Problem requirements: Set down every record once more, exactly as given.

Rows from a dataset
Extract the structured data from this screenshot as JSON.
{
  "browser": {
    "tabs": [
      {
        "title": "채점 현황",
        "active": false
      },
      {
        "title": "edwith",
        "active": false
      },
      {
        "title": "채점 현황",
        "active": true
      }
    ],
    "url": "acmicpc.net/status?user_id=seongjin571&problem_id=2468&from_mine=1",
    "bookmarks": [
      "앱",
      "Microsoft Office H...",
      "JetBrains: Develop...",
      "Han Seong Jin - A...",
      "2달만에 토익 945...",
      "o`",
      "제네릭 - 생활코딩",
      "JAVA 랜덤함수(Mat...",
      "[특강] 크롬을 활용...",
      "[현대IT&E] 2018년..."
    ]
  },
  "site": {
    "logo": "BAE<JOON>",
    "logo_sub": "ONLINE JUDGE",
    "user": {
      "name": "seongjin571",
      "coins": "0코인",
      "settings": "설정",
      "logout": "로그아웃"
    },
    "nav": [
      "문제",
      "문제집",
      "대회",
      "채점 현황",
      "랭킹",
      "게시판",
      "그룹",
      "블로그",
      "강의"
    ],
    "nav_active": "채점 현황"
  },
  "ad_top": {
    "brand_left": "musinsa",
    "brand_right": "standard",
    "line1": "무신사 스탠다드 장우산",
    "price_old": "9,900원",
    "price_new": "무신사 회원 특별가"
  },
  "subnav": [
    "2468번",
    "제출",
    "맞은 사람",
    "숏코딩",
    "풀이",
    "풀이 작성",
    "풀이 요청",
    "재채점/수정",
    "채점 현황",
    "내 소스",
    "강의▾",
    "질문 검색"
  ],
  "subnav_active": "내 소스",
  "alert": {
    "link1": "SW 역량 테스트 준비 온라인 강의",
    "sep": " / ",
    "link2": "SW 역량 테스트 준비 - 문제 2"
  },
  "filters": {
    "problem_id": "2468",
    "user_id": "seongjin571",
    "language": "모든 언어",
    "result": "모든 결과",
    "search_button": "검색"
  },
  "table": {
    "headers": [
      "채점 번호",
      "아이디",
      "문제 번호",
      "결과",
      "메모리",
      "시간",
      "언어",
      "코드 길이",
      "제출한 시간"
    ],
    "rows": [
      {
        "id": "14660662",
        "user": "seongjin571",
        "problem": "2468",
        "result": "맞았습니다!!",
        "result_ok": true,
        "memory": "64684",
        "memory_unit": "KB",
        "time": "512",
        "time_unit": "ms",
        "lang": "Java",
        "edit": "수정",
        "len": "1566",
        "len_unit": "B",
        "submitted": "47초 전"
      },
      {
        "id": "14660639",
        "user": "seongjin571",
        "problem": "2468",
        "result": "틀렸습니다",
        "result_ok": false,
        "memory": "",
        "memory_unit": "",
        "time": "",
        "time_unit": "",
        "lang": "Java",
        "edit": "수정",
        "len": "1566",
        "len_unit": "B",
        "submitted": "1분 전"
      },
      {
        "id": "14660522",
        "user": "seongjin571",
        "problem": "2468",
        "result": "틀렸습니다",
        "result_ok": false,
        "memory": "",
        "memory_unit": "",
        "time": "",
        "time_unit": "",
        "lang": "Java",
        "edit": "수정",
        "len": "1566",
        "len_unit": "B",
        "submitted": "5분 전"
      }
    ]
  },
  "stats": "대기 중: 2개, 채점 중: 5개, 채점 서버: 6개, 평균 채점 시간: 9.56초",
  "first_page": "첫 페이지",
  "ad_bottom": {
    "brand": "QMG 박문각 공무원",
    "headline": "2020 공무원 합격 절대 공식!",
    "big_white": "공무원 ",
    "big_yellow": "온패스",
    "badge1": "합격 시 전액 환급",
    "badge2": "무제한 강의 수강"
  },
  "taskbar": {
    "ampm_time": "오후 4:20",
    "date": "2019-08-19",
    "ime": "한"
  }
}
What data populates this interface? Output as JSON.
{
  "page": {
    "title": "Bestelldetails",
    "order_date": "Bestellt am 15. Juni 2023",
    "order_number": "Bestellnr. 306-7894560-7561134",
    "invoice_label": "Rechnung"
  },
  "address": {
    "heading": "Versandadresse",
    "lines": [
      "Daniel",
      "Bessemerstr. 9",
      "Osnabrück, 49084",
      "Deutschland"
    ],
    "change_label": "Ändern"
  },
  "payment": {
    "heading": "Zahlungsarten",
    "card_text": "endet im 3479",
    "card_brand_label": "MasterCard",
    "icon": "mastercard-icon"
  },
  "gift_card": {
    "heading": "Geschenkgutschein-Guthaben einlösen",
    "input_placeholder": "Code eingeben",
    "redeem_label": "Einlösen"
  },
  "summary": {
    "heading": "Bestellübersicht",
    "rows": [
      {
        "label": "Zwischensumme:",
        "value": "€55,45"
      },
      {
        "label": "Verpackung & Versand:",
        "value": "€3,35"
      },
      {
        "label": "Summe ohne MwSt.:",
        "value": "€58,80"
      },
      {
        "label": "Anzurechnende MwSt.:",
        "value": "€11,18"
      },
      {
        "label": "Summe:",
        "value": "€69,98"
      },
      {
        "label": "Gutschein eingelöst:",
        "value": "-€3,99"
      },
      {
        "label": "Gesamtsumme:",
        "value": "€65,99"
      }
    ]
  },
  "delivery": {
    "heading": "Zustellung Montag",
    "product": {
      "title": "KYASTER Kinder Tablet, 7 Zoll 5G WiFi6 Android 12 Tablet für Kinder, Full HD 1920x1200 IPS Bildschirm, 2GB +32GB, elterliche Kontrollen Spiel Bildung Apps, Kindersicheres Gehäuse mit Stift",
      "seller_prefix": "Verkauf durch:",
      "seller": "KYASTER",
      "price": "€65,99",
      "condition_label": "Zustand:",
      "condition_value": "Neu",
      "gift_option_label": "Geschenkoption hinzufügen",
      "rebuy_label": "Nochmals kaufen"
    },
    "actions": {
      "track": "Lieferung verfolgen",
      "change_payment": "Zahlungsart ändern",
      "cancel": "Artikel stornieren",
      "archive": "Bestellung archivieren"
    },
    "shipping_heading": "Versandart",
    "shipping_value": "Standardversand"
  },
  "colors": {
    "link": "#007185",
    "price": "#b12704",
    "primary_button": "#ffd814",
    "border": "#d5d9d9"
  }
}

Written solution:
Extract the structured data from this screenshot as JSON.
{
  "browser": {
    "tabs": [
      {
        "title": "채점 현황",
        "active": false
      },
      {
        "title": "edwith",
        "active": false
      },
      {
        "title": "채점 현황",
        "active": true
      }
    ],
    "url": "acmicpc.net/status?user_id=seongjin571&problem_id=2468&from_mine=1",
    "bookmarks": [
      "앱",
      "Microsoft Office H...",
      "JetBrains: Develop...",
      "Han Seong Jin - A...",
      "2달만에 토익 945...",
      "o`",
      "제네릭 - 생활코딩",
      "JAVA 랜덤함수(Mat...",
      "[특강] 크롬을 활용...",
      "[현대IT&E] 2018년..."
    ]
  },
  "site": {
    "logo": "BAE<JOON>",
    "logo_sub": "ONLINE JUDGE",
    "user": {
      "name": "seongjin571",
      "coins": "0코인",
      "settings": "설정",
      "logout": "로그아웃"
    },
    "nav": [
      "문제",
      "문제집",
      "대회",
      "채점 현황",
      "랭킹",
      "게시판",
      "그룹",
      "블로그",
      "강의"
    ],
    "nav_active": "채점 현황"
  },
  "ad_top": {
    "brand_left": "musinsa",
    "brand_right": "standard",
    "line1": "무신사 스탠다드 장우산",
    "price_old": "9,900원",
    "price_new": "무신사 회원 특별가"
  },
  "subnav": [
    "2468번",
    "제출",
    "맞은 사람",
    "숏코딩",
    "풀이",
    "풀이 작성",
    "풀이 요청",
    "재채점/수정",
    "채점 현황",
    "내 소스",
    "강의▾",
    "질문 검색"
  ],
  "subnav_active": "내 소스",
  "alert": {
    "link1": "SW 역량 테스트 준비 온라인 강의",
    "sep": " / ",
    "link2": "SW 역량 테스트 준비 - 문제 2"
  },
  "filters": {
    "problem_id": "2468",
    "user_id": "seongjin571",
    "language": "모든 언어",
    "result": "모든 결과",
    "search_button": "검색"
  },
  "table": {
    "headers": [
      "채점 번호",
      "아이디",
      "문제 번호",
      "결과",
      "메모리",
      "시간",
      "언어",
      "코드 길이",
      "제출한 시간"
    ],
    "rows": [
      {
        "id": "14660662",
        "user": "seongjin571",
        "problem": "2468",
        "result": "맞았습니다!!",
        "result_ok": true,
        "memory": "64684",
        "memory_unit": "KB",
        "time": "512",
        "time_unit": "ms",
        "lang": "Java",
        "edit": "수정",
        "len": "1566",
        "len_unit": "B",
        "submitted": "47초 전"
      },
      {
        "id": "14660639",
        "user": "seongjin571",
        "problem": "2468",
        "result": "틀렸습니다",
        "result_ok": false,
        "memory": "",
        "memory_unit": "",
        "time": "",
        "time_unit": "",
        "lang": "Java",
        "edit": "수정",
        "len": "1566",
        "len_unit": "B",
        "submitted": "1분 전"
      },
      {
        "id": "14660522",
        "user": "seongjin571",
        "problem": "2468",
        "result": "틀렸습니다",
        "result_ok": false,
        "memory": "",
        "memory_unit": "",
        "time": "",
        "time_unit": "",
        "lang": "Java",
        "edit": "수정",
        "len": "1566",
        "len_unit": "B",
        "submitted": "5분 전"
      }
    ]
  },
  "stats": "대기 중: 2개, 채점 중: 5개, 채점 서버: 6개, 평균 채점 시간: 9.56초",
  "first_page": "첫 페이지",
  "ad_bottom": {
    "brand": "QMG 박문각 공무원",
    "headline": "2020 공무원 합격 절대 공식!",
    "big_white": "공무원 ",
    "big_yellow": "온패스",
    "badge1": "합격 시 전액 환급",
    "badge2": "무제한 강의 수강"
  },
  "taskbar": {
    "ampm_time": "오후 4:20",
    "date": "2019-08-19",
    "ime": "한"
  }
}
What data populates this interface? Output as JSON.
{
  "page": {
    "title": "Bestelldetails",
    "order_date": "Bestellt am 15. Juni 2023",
    "order_number": "Bestellnr. 306-7894560-7561134",
    "invoice_label": "Rechnung"
  },
  "address": {
    "heading": "Versandadresse",
    "lines": [
      "Daniel",
      "Bessemerstr. 9",
      "Osnabrück, 49084",
      "Deutschland"
    ],
    "change_label": "Ändern"
  },
  "payment": {
    "heading": "Zahlungsarten",
    "card_text": "endet im 3479",
    "card_brand_label": "MasterCard",
    "icon": "mastercard-icon"
  },
  "gift_card": {
    "heading": "Geschenkgutschein-Guthaben einlösen",
    "input_placeholder": "Code eingeben",
    "redeem_label": "Einlösen"
  },
  "summary": {
    "heading": "Bestellübersicht",
    "rows": [
      {
        "label": "Zwischensumme:",
        "value": "€55,45"
      },
      {
        "label": "Verpackung & Versand:",
        "value": "€3,35"
      },
      {
        "label": "Summe ohne MwSt.:",
        "value": "€58,80"
      },
      {
        "label": "Anzurechnende MwSt.:",
        "value": "€11,18"
      },
      {
        "label": "Summe:",
        "value": "€69,98"
      },
      {
        "label": "Gutschein eingelöst:",
        "value": "-€3,99"
      },
      {
        "label": "Gesamtsumme:",
        "value": "€65,99"
      }
    ]
  },
  "delivery": {
    "heading": "Zustellung Montag",
    "product": {
      "title": "KYASTER Kinder Tablet, 7 Zoll 5G WiFi6 Android 12 Tablet für Kinder, Full HD 1920x1200 IPS Bildschirm, 2GB +32GB, elterliche Kontrollen Spiel Bildung Apps, Kindersicheres Gehäuse mit Stift",
      "seller_prefix": "Verkauf durch:",
      "seller": "KYASTER",
      "price": "€65,99",
      "condition_label": "Zustand:",
      "condition_value": "Neu",
      "gift_option_label": "Geschenkoption hinzufügen",
      "rebuy_label": "Nochmals kaufen"
    },
    "actions": {
      "track": "Lieferung verfolgen",
      "change_payment": "Zahlungsart ändern",
      "cancel": "Artikel stornieren",
      "archive": "Bestellung archivieren"
    },
    "shipping_heading": "Versandart",
    "shipping_value": "Standardversand"
  },
  "colors": {
    "link": "#007185",
    "price": "#b12704",
    "primary_button": "#ffd814",
    "border": "#d5d9d9"
  }
}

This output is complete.